◆ EXERCISE: Return the data exactly, with all pictures removed.

◆ RECORDS SHOWN:
::::::::::
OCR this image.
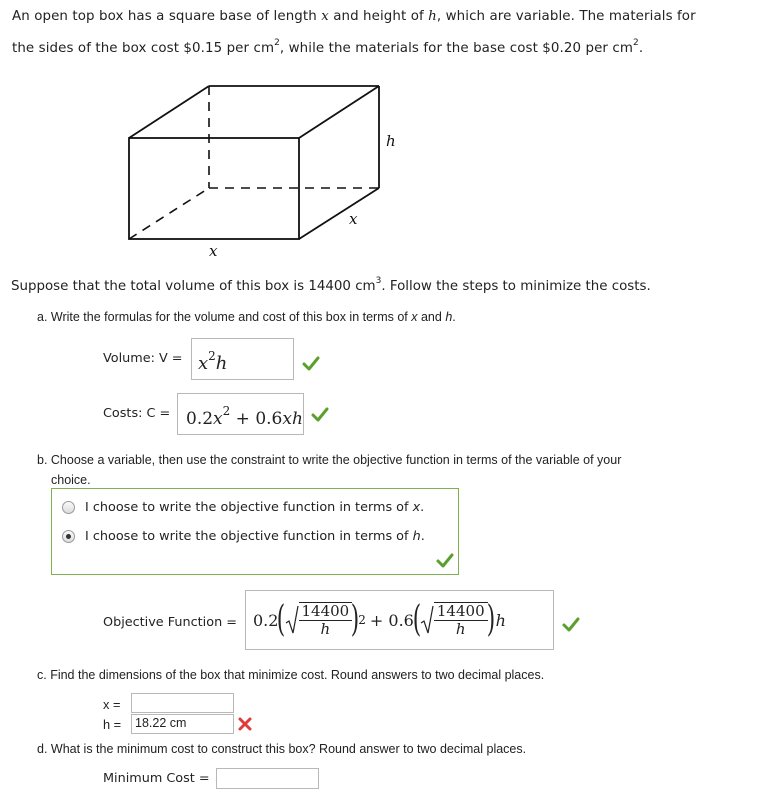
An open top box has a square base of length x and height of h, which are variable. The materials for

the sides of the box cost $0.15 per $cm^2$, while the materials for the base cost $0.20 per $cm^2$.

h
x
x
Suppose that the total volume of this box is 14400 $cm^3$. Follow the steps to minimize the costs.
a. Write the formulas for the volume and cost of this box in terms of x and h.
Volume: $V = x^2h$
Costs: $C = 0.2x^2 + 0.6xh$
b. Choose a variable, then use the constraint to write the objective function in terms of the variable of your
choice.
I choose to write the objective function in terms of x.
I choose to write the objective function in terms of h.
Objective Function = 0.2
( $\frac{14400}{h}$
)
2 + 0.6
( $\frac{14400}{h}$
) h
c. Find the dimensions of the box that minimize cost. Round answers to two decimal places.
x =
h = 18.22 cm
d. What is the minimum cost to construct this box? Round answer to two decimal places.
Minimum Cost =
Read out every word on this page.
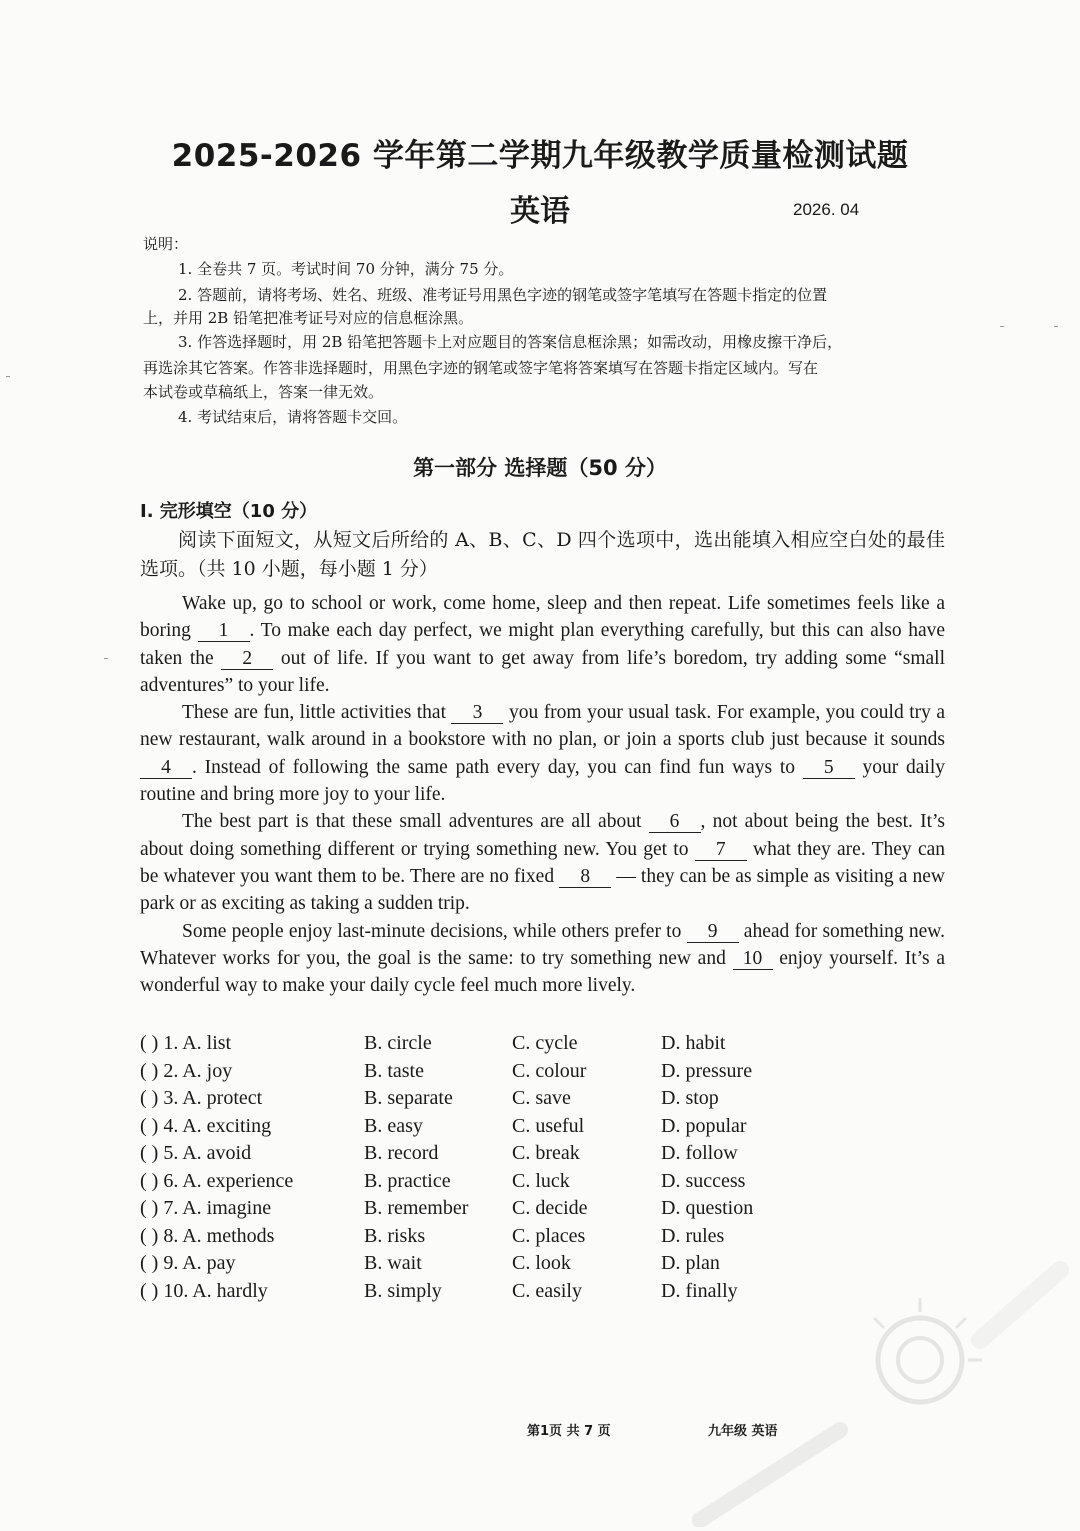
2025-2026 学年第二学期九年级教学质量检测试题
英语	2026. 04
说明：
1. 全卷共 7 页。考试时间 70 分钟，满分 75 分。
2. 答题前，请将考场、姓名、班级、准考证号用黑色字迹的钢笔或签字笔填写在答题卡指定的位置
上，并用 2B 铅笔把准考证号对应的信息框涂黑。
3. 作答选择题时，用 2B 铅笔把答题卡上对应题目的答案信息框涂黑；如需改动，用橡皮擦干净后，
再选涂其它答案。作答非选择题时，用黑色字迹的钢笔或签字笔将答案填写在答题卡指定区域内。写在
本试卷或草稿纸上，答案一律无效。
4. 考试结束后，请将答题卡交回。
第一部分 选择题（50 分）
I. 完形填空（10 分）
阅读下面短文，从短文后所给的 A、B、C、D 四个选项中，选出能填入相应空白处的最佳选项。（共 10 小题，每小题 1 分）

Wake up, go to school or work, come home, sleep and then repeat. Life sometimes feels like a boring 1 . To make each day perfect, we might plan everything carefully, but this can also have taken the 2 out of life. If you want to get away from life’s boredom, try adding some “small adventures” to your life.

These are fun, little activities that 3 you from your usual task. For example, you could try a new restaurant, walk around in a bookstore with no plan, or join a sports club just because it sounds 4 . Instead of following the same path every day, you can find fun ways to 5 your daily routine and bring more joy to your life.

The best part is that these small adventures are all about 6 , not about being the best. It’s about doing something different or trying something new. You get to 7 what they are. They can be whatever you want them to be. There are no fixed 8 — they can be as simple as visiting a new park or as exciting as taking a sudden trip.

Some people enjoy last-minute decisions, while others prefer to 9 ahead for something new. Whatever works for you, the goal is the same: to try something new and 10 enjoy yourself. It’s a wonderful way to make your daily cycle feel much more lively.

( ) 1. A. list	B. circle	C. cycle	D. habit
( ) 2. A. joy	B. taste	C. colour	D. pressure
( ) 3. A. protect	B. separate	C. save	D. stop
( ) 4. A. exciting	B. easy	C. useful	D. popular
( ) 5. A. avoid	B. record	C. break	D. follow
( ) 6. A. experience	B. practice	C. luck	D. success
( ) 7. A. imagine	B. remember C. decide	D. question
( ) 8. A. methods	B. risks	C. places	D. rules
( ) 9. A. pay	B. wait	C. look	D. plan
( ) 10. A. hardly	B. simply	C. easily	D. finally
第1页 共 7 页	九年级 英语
::::::::::
◆ COMPLETE RESPONSE:
OCR this image.
An open top box has a square base of length x and height of h, which are variable. The materials for

the sides of the box cost $0.15 per $cm^2$, while the materials for the base cost $0.20 per $cm^2$.

h
x
x
Suppose that the total volume of this box is 14400 $cm^3$. Follow the steps to minimize the costs.
a. Write the formulas for the volume and cost of this box in terms of x and h.
Volume: $V = x^2h$
Costs: $C = 0.2x^2 + 0.6xh$
b. Choose a variable, then use the constraint to write the objective function in terms of the variable of your
choice.
I choose to write the objective function in terms of x.
I choose to write the objective function in terms of h.
Objective Function = 0.2
( $\frac{14400}{h}$
)
2 + 0.6
( $\frac{14400}{h}$
) h
c. Find the dimensions of the box that minimize cost. Round answers to two decimal places.
x =
h = 18.22 cm
d. What is the minimum cost to construct this box? Round answer to two decimal places.
Minimum Cost =
Read out every word on this page.
2025-2026 学年第二学期九年级教学质量检测试题
英语	2026. 04
说明：
1. 全卷共 7 页。考试时间 70 分钟，满分 75 分。
2. 答题前，请将考场、姓名、班级、准考证号用黑色字迹的钢笔或签字笔填写在答题卡指定的位置
上，并用 2B 铅笔把准考证号对应的信息框涂黑。
3. 作答选择题时，用 2B 铅笔把答题卡上对应题目的答案信息框涂黑；如需改动，用橡皮擦干净后，
再选涂其它答案。作答非选择题时，用黑色字迹的钢笔或签字笔将答案填写在答题卡指定区域内。写在
本试卷或草稿纸上，答案一律无效。
4. 考试结束后，请将答题卡交回。
第一部分 选择题（50 分）
I. 完形填空（10 分）
阅读下面短文，从短文后所给的 A、B、C、D 四个选项中，选出能填入相应空白处的最佳选项。（共 10 小题，每小题 1 分）

Wake up, go to school or work, come home, sleep and then repeat. Life sometimes feels like a boring 1 . To make each day perfect, we might plan everything carefully, but this can also have taken the 2 out of life. If you want to get away from life’s boredom, try adding some “small adventures” to your life.

These are fun, little activities that 3 you from your usual task. For example, you could try a new restaurant, walk around in a bookstore with no plan, or join a sports club just because it sounds 4 . Instead of following the same path every day, you can find fun ways to 5 your daily routine and bring more joy to your life.

The best part is that these small adventures are all about 6 , not about being the best. It’s about doing something different or trying something new. You get to 7 what they are. They can be whatever you want them to be. There are no fixed 8 — they can be as simple as visiting a new park or as exciting as taking a sudden trip.

Some people enjoy last-minute decisions, while others prefer to 9 ahead for something new. Whatever works for you, the goal is the same: to try something new and 10 enjoy yourself. It’s a wonderful way to make your daily cycle feel much more lively.

( ) 1. A. list	B. circle	C. cycle	D. habit
( ) 2. A. joy	B. taste	C. colour	D. pressure
( ) 3. A. protect	B. separate	C. save	D. stop
( ) 4. A. exciting	B. easy	C. useful	D. popular
( ) 5. A. avoid	B. record	C. break	D. follow
( ) 6. A. experience	B. practice	C. luck	D. success
( ) 7. A. imagine	B. remember C. decide	D. question
( ) 8. A. methods	B. risks	C. places	D. rules
( ) 9. A. pay	B. wait	C. look	D. plan
( ) 10. A. hardly	B. simply	C. easily	D. finally
第1页 共 7 页	九年级 英语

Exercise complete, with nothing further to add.